**Records shown**
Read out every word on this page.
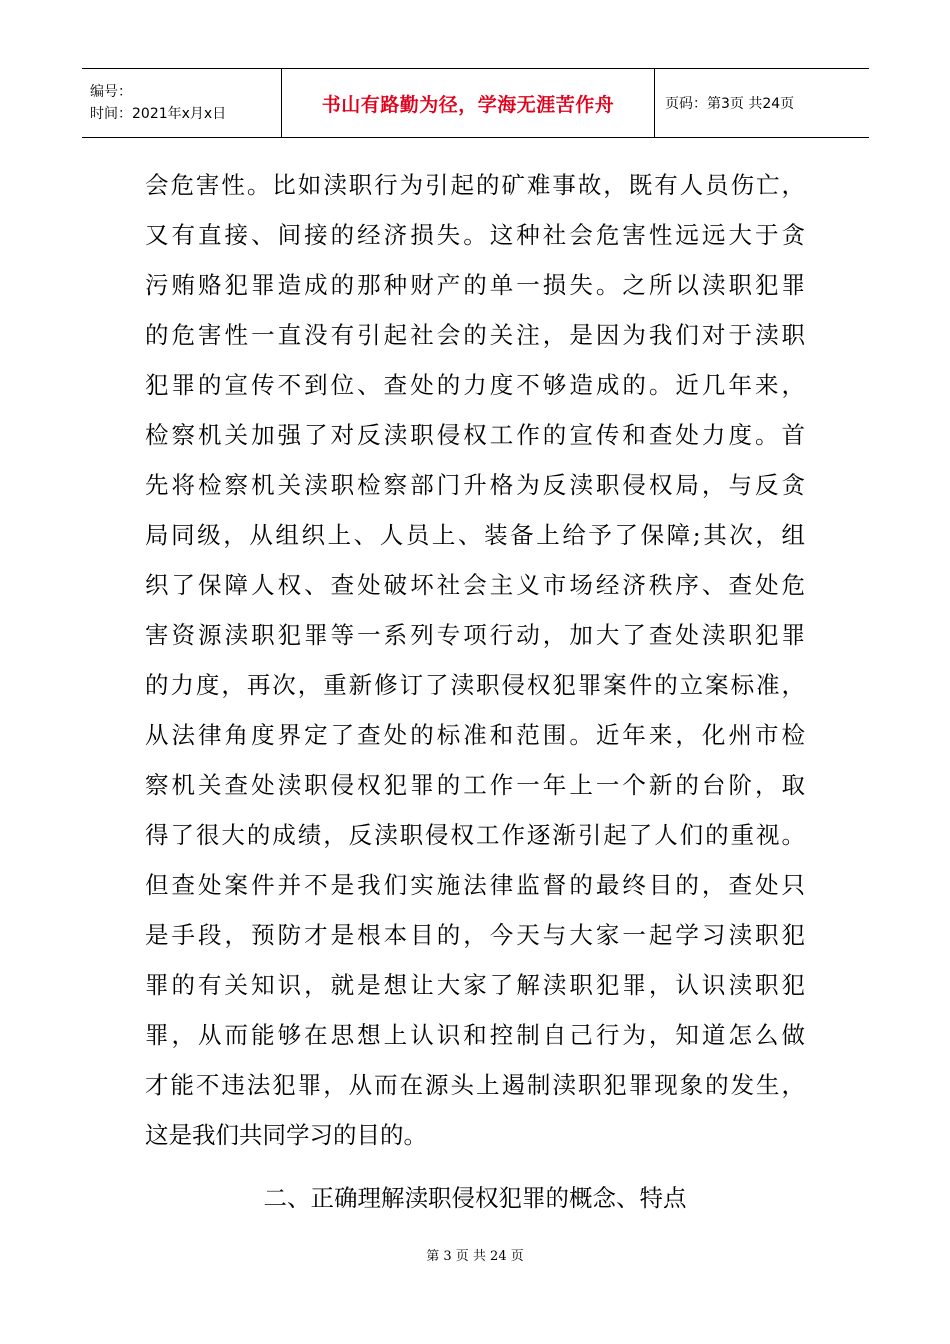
编号：
时间：2021年x月x日	书山有路勤为径，学海无涯苦作舟	页码：第3页 共24页
会危害性。比如渎职行为引起的矿难事故，既有人员伤亡，
又有直接、间接的经济损失。这种社会危害性远远大于贪
污贿赂犯罪造成的那种财产的单一损失。之所以渎职犯罪
的危害性一直没有引起社会的关注，是因为我们对于渎职
犯罪的宣传不到位、查处的力度不够造成的。近几年来，
检察机关加强了对反渎职侵权工作的宣传和查处力度。首
先将检察机关渎职检察部门升格为反渎职侵权局，与反贪
局同级，从组织上、人员上、装备上给予了保障;其次，组
织了保障人权、查处破坏社会主义市场经济秩序、查处危
害资源渎职犯罪等一系列专项行动，加大了查处渎职犯罪
的力度，再次，重新修订了渎职侵权犯罪案件的立案标准，
从法律角度界定了查处的标准和范围。近年来，化州市检
察机关查处渎职侵权犯罪的工作一年上一个新的台阶，取
得了很大的成绩，反渎职侵权工作逐渐引起了人们的重视。
但查处案件并不是我们实施法律监督的最终目的，查处只
是手段，预防才是根本目的，今天与大家一起学习渎职犯
罪的有关知识，就是想让大家了解渎职犯罪，认识渎职犯
罪，从而能够在思想上认识和控制自己行为，知道怎么做
才能不违法犯罪，从而在源头上遏制渎职犯罪现象的发生，
这是我们共同学习的目的。
二、正确理解渎职侵权犯罪的概念、特点
第 3 页 共 24 页
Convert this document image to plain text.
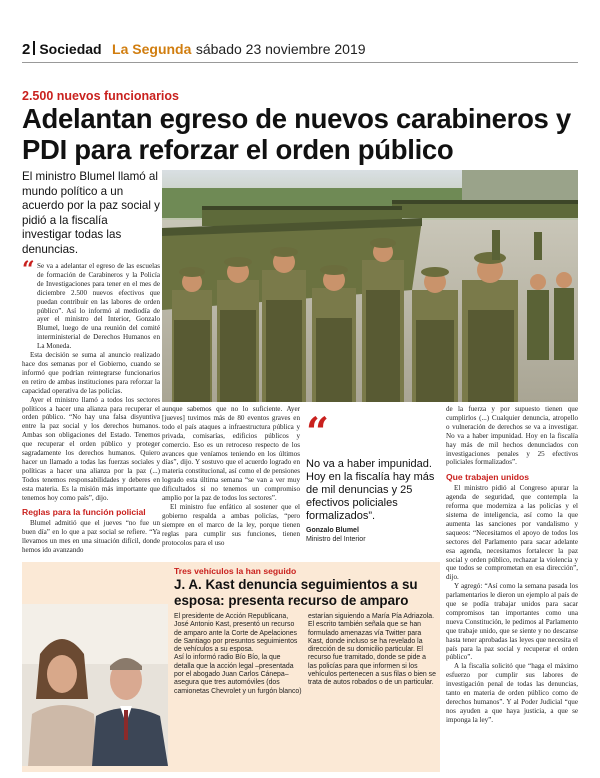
2 Sociedad La Segunda sábado 23 noviembre 2019
2.500 nuevos funcionarios
Adelantan egreso de nuevos carabineros y PDI para reforzar el orden público
El ministro Blumel llamó al mundo político a un acuerdo por la paz social y pidió a la fiscalía investigar todas las denuncias.
“ Se va a adelantar el egreso de las escuelas de formación de Carabineros y la Policía de Investigaciones para tener en el mes de diciembre 2.500 nuevos efectivos que puedan contribuir en las labores de orden público”. Así lo informó al mediodía de ayer el ministro del Interior, Gonzalo Blumel, luego de una reunión del comité interministerial de Derechos Humanos en La Moneda.

Esta decisión se suma al anuncio realizado hace dos semanas por el Gobierno, cuando se informó que podrían reintegrarse funcionarios en retiro de ambas instituciones para reforzar la capacidad operativa de las policías.

Ayer el ministro llamó a todos los sectores políticos a hacer una alianza para recuperar el orden público. “No hay una falsa disyuntiva entre la paz social y los derechos humanos. Ambas son obligaciones del Estado. Tenemos que recuperar el orden público y proteger sagradamente los derechos humanos. Quiero hacer un llamado a todas las fuerzas sociales y políticas a hacer una alianza por la paz (...) Todos tenemos responsabilidades y deberes en esta materia. Es la misión más importante que tenemos hoy como país”, dijo.

Reglas para la función policial

Blumel admitió que el jueves “no fue un buen día” en lo que a paz social se refiere. “Ya llevamos un mes en una situación difícil, donde hemos ido avanzando

aunque sabemos que no lo suficiente. Ayer [jueves] tuvimos más de 80 eventos graves en todo el país ataques a infraestructura pública y privada, comisarías, edificios públicos y comercio. Eso es un retroceso respecto de los avances que veníamos teniendo en los últimos días”, dijo. Y sostuvo que el acuerdo logrado en materia constitucional, así como el de pensiones logrado esta última semana “se van a ver muy dificultados si no tenemos un compromiso amplio por la paz de todos los sectores”.

El ministro fue enfático al sostener que el gobierno respalda a ambas policías, “pero siempre en el marco de la ley, porque tienen reglas para cumplir sus funciones, tienen protocolos para el uso

“
No va a haber impunidad. Hoy en la fiscalía hay más de mil denuncias y 25 efectivos policiales formalizados”.
Gonzalo Blumel
Ministro del Interior

de la fuerza y por supuesto tienen que cumplirlos (...) Cualquier denuncia, atropello o vulneración de derechos se va a investigar. No va a haber impunidad. Hoy en la fiscalía hay más de mil hechos denunciados con investigaciones penales y 25 efectivos policiales formalizados”.

Que trabajen unidos

El ministro pidió al Congreso apurar la agenda de seguridad, que contempla la reforma que moderniza a las policías y el sistema de inteligencia, así como la que aumenta las sanciones por vandalismo y saqueos: “Necesitamos el apoyo de todos los sectores del Parlamento para sacar adelante esa agenda, necesitamos fortalecer la paz social y orden público, rechazar la violencia y que todos se comprometan en esa dirección”, dijo.

Y agregó: “Así como la semana pasada los parlamentarios le dieron un ejemplo al país de que se podía trabajar unidos para sacar compromisos tan importantes como una nueva Constitución, le pedimos al Parlamento que trabaje unido, que se siente y no descanse hasta tener aprobadas las leyes que necesita el país para la paz social y recuperar el orden público”.

A la fiscalía solicitó que “haga el máximo esfuerzo por cumplir sus labores de investigación penal de todas las denuncias, tanto en materia de orden público como de derechos humanos”. Y al Poder Judicial “que nos ayuden a que haya justicia, a que se imponga la ley”.

Tres vehículos la han seguido
J. A. Kast denuncia seguimientos a su esposa: presenta recurso de amparo

El presidente de Acción Republicana, José Antonio Kast, presentó un recurso de amparo ante la Corte de Apelaciones de Santiago por presuntos seguimientos de vehículos a su esposa.

Así lo informó radio Bío Bío, la que detalla que la acción legal –presentada por el abogado Juan Carlos Cánepa– asegura que tres automóviles (dos camionetas Chevrolet y un furgón blanco) estarían siguiendo a María Pía Adriazola. El escrito también señala que se han formulado amenazas vía Twitter para Kast, donde incluso se ha revelado la dirección de su domicilio particular. El recurso fue tramitado, donde se pide a las policías para que informen si los vehículos pertenecen a sus filas o bien se trata de autos robados o de un particular.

**Exercise requirements**
Take every line containing the word "policiales" and copy it.

**Exercise output**
No va a haber impunidad. Hoy en la fiscalía hay más de mil denuncias y 25 efectivos policiales formalizados”.
de la fuerza y por supuesto tienen que cumplirlos (...) Cualquier denuncia, atropello o vulneración de derechos se va a investigar. No va a haber impunidad. Hoy en la fiscalía hay más de mil hechos denunciados con investigaciones penales y 25 efectivos policiales formalizados”.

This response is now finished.